_THE REQUEST_
Return all lines that include the string "credits".
[begin RECORDED INFORMATION]
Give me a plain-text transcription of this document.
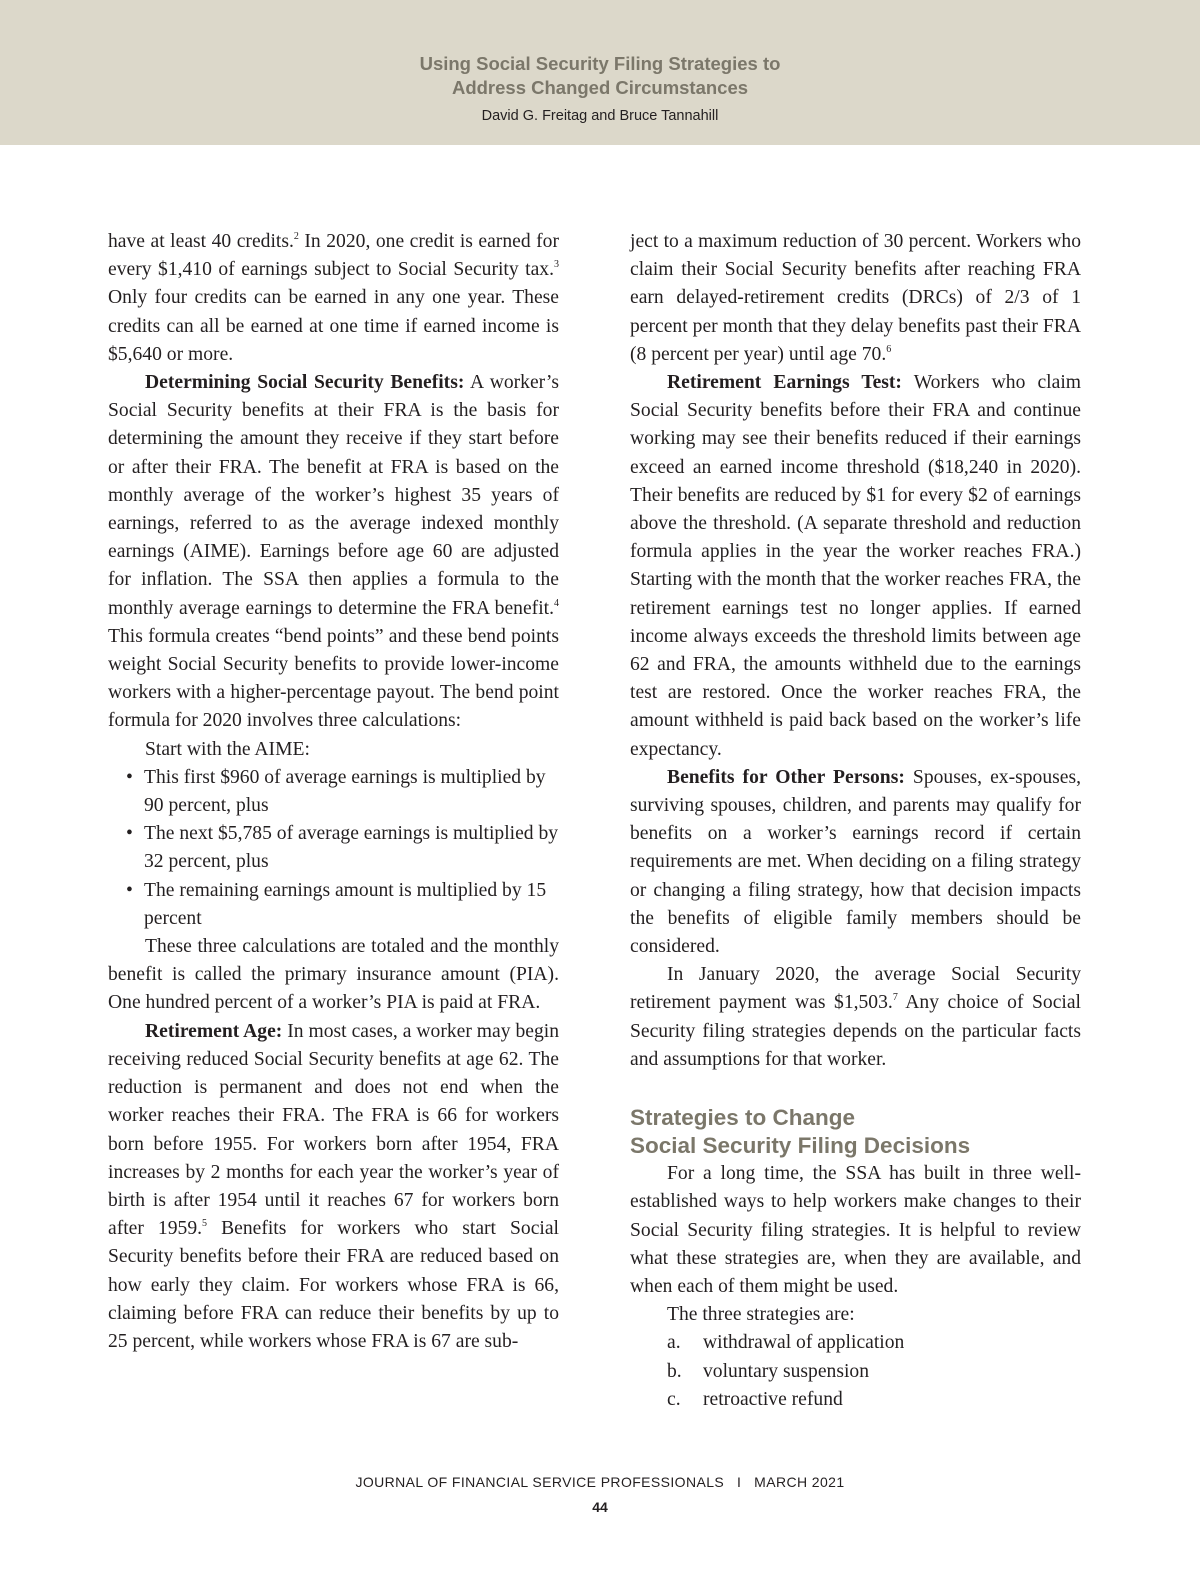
Using Social Security Filing Strategies to
Address Changed Circumstances
David G. Freitag and Bruce Tannahill

have at least 40 credits.$^2$ In 2020, one credit is earned for every $1,410 of earnings subject to Social Security tax.$^3$ Only four credits can be earned in any one year. These credits can all be earned at one time if earned income is $5,640 or more.

Determining Social Security Benefits: A worker’s Social Security benefits at their FRA is the basis for determining the amount they receive if they start before or after their FRA. The benefit at FRA is based on the monthly average of the worker’s highest 35 years of earnings, referred to as the average indexed monthly earnings (AIME). Earnings before age 60 are adjusted for inflation. The SSA then applies a formula to the monthly average earnings to determine the FRA benefit.$^4$ This formula creates “bend points” and these bend points weight Social Security benefits to provide lower-income workers with a higher-percentage payout. The bend point formula for 2020 involves three calculations:

Start with the AIME:
• This first $960 of average earnings is multiplied by 90 percent, plus
• The next $5,785 of average earnings is multiplied by 32 percent, plus
• The remaining earnings amount is multiplied by 15 percent

These three calculations are totaled and the monthly benefit is called the primary insurance amount (PIA). One hundred percent of a worker’s PIA is paid at FRA.

Retirement Age: In most cases, a worker may begin receiving reduced Social Security benefits at age 62. The reduction is permanent and does not end when the worker reaches their FRA. The FRA is 66 for workers born before 1955. For workers born after 1954, FRA increases by 2 months for each year the worker’s year of birth is after 1954 until it reaches 67 for workers born after 1959.$^5$ Benefits for workers who start Social Security benefits before their FRA are reduced based on how early they claim. For workers whose FRA is 66, claiming before FRA can reduce their benefits by up to 25 percent, while workers whose FRA is 67 are sub-

ject to a maximum reduction of 30 percent. Workers who claim their Social Security benefits after reaching FRA earn delayed-retirement credits (DRCs) of 2/3 of 1 percent per month that they delay benefits past their FRA (8 percent per year) until age 70.$^6$

Retirement Earnings Test: Workers who claim Social Security benefits before their FRA and continue working may see their benefits reduced if their earnings exceed an earned income threshold ($18,240 in 2020). Their benefits are reduced by $1 for every $2 of earnings above the threshold. (A separate threshold and reduction formula applies in the year the worker reaches FRA.) Starting with the month that the worker reaches FRA, the retirement earnings test no longer applies. If earned income always exceeds the threshold limits between age 62 and FRA, the amounts withheld due to the earnings test are restored. Once the worker reaches FRA, the amount withheld is paid back based on the worker’s life expectancy.

Benefits for Other Persons: Spouses, ex-spouses, surviving spouses, children, and parents may qualify for benefits on a worker’s earnings record if certain requirements are met. When deciding on a filing strategy or changing a filing strategy, how that decision impacts the benefits of eligible family members should be considered.

In January 2020, the average Social Security retirement payment was $1,503.$^7$ Any choice of Social Security filing strategies depends on the particular facts and assumptions for that worker.

Strategies to Change
Social Security Filing Decisions

For a long time, the SSA has built in three well-established ways to help workers make changes to their Social Security filing strategies. It is helpful to review what these strategies are, when they are available, and when each of them might be used.

The three strategies are:

a. withdrawal of application
b. voluntary suspension
c. retroactive refund
JOURNAL OF FINANCIAL SERVICE PROFESSIONALS   I   MARCH 2021
44
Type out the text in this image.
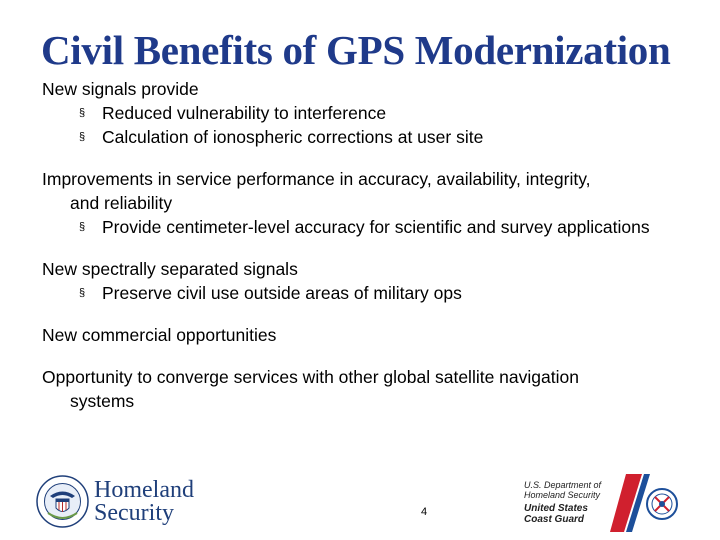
Civil Benefits of GPS Modernization
New signals provide
§ Reduced vulnerability to interference
§ Calculation of ionospheric corrections at user site
Improvements in service performance in accuracy, availability, integrity,
and reliability
§ Provide centimeter-level accuracy for scientific and survey applications
New spectrally separated signals
§ Preserve civil use outside areas of military ops
New commercial opportunities
Opportunity to converge services with other global satellite navigation
systems
Homeland
Security	4
U.S. Department of
Homeland Security
United States
Coast Guard
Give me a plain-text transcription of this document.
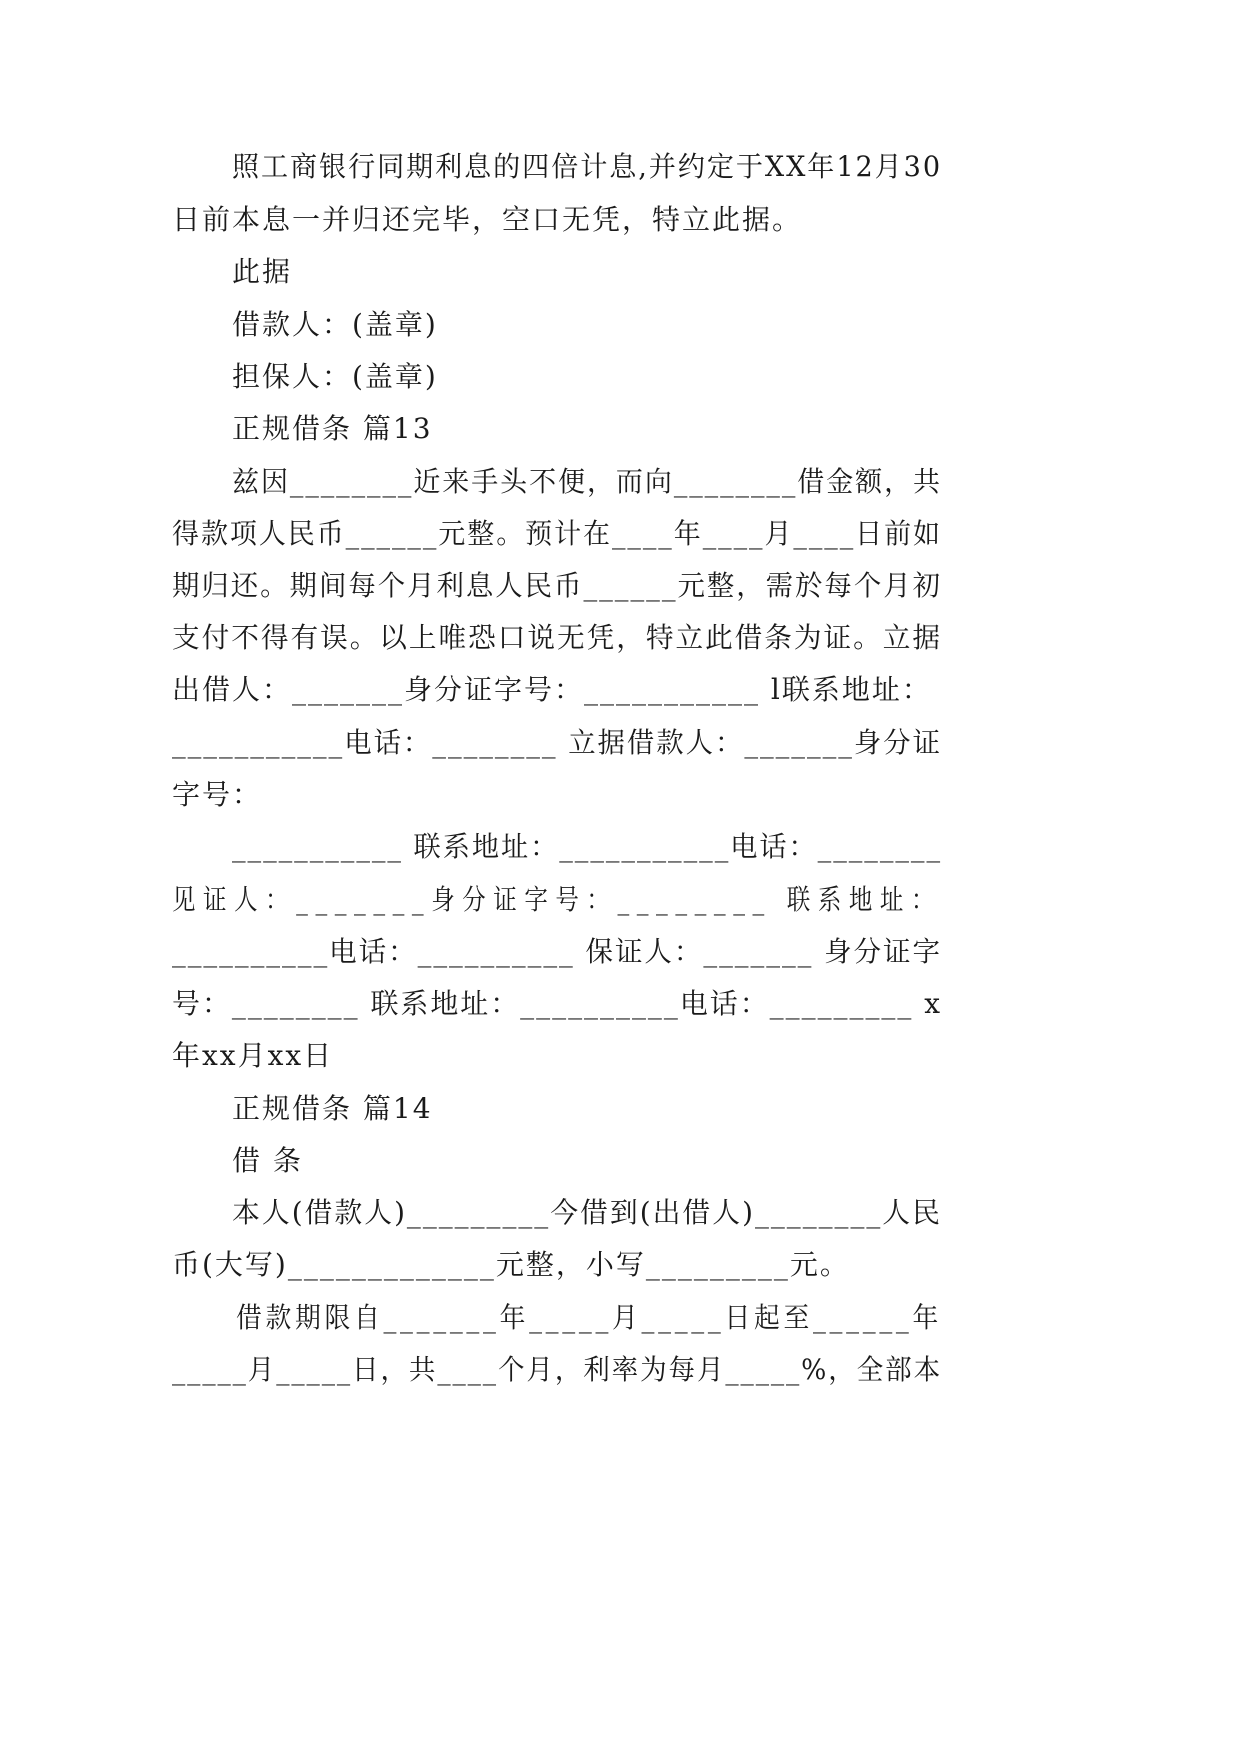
照工商银行同期利息的四倍计息,并约定于XX年12月30
日前本息一并归还完毕，空口无凭，特立此据。
此据
借款人：(盖章)
担保人：(盖章)
正规借条 篇13
兹因________近来手头不便，而向________借金额，共
得款项人民币______元整。预计在____年____月____日前如
期归还。期间每个月利息人民币______元整，需於每个月初
支付不得有误。以上唯恐口说无凭，特立此借条为证。立据
出借人：_______身分证字号：___________ l联系地址：
___________电话：________ 立据借款人：_______身分证
字号：
___________ 联系地址：___________电话：________
见证人：_______身分证字号：________ 联系地址：
__________电话：__________ 保证人：_______ 身分证字
号：________ 联系地址：__________电话：_________ x
年xx月xx日
正规借条 篇14
借 条
本人(借款人)_________今借到(出借人)________人民
币(大写)_____________元整，小写_________元。
借款期限自_______年_____月_____日起至______年
_____月_____日，共____个月，利率为每月_____%，全部本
[end RECORDED INFORMATION]
_EXPECTED ANSWER_
have at least 40 credits.$^2$ In 2020, one credit is earned for every $1,410 of earnings subject to Social Security tax.$^3$ Only four credits can be earned in any one year. These credits can all be earned at one time if earned income is $5,640 or more.
ject to a maximum reduction of 30 percent. Workers who claim their Social Security benefits after reaching FRA earn delayed-retirement credits (DRCs) of 2/3 of 1 percent per month that they delay benefits past their FRA (8 percent per year) until age 70.$^6$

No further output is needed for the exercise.